**DOCUMENT EXTRACT:**
--------
How does word2vec work to find sentence similarity?


I am using word2vec/doc2vec to find text similarities of two documents. I studied that word2vec works on two approaches :

  • CBOW : which predicts words on the basis of its context
  • Skipgram : which predicts context on the basis of the word

But I am stuck at understanding how these two approaches works in calculating the text similarities. Also which one is the better approach for the current task.


Solution

  • Word vectors just model individual words.

    But, you can then use these per-word vectors to create vectors for larger texts, or similarity-calculations between larger texts.

    A simple way to turn a text into a single fixed-width vector is to average the word-vectors of all the text's words. (This could also be a weighted average, based on some ideas of individual words' importance.) This sort of text-vector can often work well as a quick and simple baseline. For two texts, the cosine similarity of the two averages-of-all-their-word-vectors is then the similarity of two texts.

    An algorithm like Doc2Vec (aka "Paragraph Vector") is an alternative way to get a vector for a text. It doesn't strictly combine word-vectors, but rather uses a process like what is used to create word-vectors to create per-text vectors instead.

    If just working with word-vectors, another option for text-to-text similarity is "Word Mover's Distance" (WMD). Rather than averaging all word-vectors together, to create a single vector for the text, the WMD measure treats all the words of a text as "piles of meaning" at their various word-vectors' coordinates. The distance between texts is how much effort is required to "move" the mass of one text's word-vectors to the other's. It's expensive (since each such pairwise calc is an optimization problem among many possible word-to-word shifts) but retains a bit more distinction than just collapsing a text into a single summary vector.
--------
**ENTRIES PROVIDED:**
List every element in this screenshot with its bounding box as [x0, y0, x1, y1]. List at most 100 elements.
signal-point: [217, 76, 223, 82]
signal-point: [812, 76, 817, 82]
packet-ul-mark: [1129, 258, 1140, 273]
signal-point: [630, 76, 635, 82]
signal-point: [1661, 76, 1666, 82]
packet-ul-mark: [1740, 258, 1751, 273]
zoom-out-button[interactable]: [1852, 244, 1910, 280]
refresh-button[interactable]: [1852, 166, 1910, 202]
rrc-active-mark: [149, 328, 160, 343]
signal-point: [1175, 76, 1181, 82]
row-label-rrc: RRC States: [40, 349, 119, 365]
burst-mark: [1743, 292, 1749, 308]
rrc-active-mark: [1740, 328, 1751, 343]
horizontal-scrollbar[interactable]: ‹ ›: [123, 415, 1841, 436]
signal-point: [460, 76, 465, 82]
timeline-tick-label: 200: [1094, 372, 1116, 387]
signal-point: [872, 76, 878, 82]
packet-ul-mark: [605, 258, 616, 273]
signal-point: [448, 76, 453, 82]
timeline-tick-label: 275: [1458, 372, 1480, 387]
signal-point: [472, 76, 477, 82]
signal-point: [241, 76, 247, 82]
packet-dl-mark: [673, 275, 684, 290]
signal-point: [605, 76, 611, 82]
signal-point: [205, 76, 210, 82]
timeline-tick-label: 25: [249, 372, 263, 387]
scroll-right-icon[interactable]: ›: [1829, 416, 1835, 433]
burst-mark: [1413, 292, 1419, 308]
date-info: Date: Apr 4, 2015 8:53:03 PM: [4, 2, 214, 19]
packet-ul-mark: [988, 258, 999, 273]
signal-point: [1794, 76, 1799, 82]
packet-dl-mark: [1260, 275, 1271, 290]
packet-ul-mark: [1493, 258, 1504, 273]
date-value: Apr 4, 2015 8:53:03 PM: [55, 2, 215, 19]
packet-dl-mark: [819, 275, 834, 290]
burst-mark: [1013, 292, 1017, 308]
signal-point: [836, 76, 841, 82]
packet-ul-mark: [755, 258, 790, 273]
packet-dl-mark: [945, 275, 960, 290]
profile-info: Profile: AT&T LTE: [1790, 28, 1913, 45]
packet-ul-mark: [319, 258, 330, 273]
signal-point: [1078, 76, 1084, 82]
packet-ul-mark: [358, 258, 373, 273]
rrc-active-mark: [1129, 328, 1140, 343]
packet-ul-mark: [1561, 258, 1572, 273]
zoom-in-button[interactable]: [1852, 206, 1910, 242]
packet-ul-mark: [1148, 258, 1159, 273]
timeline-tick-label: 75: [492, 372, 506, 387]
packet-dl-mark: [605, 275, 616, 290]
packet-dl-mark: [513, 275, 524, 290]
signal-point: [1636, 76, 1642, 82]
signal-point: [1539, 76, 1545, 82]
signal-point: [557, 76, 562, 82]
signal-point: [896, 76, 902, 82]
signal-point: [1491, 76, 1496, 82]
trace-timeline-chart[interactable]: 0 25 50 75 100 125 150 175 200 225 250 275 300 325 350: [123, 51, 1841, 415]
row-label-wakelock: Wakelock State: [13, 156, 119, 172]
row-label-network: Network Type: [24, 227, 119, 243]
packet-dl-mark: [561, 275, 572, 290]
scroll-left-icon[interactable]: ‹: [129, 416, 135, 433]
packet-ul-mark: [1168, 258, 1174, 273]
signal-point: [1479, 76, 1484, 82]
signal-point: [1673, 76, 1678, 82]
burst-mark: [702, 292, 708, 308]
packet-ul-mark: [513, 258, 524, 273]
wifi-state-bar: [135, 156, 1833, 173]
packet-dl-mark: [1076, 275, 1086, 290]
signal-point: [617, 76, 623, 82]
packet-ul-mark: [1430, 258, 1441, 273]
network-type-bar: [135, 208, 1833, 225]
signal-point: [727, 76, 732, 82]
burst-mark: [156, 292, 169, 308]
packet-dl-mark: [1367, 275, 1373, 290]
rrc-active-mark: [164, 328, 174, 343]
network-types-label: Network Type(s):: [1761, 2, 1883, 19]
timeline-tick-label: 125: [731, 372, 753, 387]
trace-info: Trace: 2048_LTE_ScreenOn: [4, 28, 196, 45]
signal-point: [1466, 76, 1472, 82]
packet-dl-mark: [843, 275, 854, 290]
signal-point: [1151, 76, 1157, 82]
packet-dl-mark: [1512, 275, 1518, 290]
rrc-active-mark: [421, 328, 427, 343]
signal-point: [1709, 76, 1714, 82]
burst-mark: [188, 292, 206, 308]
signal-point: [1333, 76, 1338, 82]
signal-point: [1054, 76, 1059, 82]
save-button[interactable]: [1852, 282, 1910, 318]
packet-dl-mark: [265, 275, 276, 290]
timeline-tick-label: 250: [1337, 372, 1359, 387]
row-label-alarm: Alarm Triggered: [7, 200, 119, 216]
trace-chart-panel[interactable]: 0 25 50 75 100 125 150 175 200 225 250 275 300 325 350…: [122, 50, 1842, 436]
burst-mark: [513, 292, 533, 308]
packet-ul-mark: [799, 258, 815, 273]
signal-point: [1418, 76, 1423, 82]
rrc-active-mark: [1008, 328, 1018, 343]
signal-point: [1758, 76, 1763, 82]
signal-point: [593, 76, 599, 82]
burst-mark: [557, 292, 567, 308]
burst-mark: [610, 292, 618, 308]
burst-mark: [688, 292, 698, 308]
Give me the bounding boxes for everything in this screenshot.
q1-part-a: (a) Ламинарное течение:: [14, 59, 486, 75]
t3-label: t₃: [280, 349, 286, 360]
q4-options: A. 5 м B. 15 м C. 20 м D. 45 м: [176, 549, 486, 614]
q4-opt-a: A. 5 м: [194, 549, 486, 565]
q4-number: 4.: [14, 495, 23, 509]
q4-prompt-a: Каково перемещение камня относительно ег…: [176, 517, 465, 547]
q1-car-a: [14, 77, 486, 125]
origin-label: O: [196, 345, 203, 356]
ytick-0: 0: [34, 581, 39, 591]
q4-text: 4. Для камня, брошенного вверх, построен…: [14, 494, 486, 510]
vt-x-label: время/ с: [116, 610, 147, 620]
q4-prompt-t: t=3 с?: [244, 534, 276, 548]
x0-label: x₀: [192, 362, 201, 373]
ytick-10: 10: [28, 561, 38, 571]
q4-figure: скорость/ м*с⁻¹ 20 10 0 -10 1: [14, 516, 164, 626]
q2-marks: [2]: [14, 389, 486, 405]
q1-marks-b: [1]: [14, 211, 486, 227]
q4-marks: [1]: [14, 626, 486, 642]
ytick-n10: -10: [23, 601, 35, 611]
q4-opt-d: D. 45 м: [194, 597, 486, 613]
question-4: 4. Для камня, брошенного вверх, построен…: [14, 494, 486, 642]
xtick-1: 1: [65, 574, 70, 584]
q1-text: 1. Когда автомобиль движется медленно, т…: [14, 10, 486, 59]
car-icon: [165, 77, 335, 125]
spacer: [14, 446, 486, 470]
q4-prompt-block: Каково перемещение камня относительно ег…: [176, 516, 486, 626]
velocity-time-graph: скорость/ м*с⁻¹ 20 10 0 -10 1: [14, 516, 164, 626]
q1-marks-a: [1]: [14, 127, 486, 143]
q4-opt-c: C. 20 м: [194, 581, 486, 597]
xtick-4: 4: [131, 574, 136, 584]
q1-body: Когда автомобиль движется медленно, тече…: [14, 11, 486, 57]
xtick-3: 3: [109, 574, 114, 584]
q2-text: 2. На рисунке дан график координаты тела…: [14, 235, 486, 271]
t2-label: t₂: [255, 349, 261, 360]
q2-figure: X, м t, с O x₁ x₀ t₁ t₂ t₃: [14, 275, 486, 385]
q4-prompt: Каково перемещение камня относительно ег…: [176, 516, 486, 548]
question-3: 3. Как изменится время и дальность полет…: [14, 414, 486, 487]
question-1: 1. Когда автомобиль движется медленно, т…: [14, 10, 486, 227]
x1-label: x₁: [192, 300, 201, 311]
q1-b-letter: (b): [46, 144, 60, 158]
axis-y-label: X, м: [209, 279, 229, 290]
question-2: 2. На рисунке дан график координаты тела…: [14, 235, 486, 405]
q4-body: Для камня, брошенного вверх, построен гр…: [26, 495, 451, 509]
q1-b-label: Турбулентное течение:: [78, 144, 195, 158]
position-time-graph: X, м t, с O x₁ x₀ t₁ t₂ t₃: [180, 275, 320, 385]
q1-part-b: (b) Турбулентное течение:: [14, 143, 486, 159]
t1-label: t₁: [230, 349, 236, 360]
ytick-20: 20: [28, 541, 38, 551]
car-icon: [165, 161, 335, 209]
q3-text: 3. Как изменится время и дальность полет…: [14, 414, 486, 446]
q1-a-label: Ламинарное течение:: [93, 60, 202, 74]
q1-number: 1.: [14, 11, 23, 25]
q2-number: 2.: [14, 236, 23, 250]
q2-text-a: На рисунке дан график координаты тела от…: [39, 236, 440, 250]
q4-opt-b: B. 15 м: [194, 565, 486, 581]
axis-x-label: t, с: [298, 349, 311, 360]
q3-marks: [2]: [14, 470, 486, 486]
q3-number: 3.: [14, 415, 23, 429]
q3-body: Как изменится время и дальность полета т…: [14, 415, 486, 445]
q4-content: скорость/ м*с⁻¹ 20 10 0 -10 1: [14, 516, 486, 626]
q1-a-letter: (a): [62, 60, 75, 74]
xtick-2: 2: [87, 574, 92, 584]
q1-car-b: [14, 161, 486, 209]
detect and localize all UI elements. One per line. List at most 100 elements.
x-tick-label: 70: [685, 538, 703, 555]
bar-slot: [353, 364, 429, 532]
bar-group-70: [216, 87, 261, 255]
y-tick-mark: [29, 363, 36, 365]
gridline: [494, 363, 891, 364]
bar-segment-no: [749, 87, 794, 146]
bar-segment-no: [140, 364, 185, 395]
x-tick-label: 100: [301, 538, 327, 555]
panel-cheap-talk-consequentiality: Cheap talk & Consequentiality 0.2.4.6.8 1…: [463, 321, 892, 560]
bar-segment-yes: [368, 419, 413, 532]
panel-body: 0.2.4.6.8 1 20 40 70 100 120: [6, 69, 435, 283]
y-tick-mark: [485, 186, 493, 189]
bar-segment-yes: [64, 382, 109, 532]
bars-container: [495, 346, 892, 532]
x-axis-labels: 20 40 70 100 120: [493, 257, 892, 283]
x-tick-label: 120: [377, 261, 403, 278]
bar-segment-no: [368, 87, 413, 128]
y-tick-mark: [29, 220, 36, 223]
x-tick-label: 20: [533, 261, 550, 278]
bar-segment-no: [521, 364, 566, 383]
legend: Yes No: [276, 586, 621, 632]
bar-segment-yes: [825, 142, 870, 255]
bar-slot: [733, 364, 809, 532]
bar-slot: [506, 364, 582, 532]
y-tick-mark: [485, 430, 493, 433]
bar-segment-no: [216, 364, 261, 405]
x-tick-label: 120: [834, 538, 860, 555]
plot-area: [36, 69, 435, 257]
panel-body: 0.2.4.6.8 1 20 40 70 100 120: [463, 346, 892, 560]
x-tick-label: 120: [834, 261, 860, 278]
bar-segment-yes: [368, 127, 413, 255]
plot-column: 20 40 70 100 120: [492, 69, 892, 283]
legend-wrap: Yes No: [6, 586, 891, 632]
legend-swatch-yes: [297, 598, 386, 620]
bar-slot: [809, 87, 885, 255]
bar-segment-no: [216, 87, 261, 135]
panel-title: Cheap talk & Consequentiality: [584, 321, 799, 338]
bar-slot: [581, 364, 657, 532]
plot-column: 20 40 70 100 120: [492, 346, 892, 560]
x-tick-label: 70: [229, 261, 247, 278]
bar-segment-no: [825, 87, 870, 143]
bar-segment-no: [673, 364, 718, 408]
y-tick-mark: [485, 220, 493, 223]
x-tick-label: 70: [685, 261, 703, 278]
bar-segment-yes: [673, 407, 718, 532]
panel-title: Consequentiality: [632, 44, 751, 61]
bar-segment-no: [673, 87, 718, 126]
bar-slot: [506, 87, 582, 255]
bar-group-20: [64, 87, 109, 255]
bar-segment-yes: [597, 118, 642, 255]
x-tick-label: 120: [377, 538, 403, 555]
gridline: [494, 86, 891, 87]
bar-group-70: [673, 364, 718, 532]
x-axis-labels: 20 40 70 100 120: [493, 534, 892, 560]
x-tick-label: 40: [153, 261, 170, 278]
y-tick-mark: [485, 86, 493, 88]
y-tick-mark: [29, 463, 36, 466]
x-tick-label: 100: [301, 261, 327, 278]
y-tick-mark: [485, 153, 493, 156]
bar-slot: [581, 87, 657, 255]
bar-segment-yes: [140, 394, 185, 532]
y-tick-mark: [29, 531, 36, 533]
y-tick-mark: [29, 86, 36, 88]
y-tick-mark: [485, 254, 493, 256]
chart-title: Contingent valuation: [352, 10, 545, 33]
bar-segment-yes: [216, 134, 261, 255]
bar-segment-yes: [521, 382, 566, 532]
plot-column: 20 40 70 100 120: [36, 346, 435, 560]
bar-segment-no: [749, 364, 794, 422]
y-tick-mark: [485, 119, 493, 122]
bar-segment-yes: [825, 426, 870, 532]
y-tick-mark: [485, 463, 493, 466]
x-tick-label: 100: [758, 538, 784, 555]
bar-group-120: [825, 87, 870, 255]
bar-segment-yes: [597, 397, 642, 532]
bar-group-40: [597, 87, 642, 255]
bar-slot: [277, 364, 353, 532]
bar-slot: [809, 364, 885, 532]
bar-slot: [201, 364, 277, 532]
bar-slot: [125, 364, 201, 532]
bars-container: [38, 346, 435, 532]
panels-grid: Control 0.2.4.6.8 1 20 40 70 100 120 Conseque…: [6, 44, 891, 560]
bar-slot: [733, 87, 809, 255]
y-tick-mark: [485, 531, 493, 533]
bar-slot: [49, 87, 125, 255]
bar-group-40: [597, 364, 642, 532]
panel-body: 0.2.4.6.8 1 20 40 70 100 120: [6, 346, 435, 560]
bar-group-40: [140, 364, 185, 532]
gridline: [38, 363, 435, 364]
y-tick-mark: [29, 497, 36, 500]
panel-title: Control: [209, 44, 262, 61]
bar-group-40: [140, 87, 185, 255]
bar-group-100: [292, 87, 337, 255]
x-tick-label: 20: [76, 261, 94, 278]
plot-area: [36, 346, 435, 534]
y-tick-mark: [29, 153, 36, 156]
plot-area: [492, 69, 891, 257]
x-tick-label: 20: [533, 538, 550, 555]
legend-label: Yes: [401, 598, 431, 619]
--------
**PROBLEM:**
Write out the passage of the text on word2vec sentence similarity starting with "If just working" and going on through "single summary vector.", switching "optimization problem" to "minimization problem". The records have no connection to the text on word2vec sentence similarity.

**EXERCISE RESPONSE:**
If just working with word-vectors, another option for text-to-text similarity is "Word Mover's Distance" (WMD). Rather than averaging all word-vectors together, to create a single vector for the text, the WMD measure treats all the words of a text as "piles of meaning" at their various word-vectors' coordinates. The distance between texts is how much effort is required to "move" the mass of one text's word-vectors to the other's. It's expensive (since each such pairwise calc is an minimization problem among many possible word-to-word shifts) but retains a bit more distinction than just collapsing a text into a single summary vector.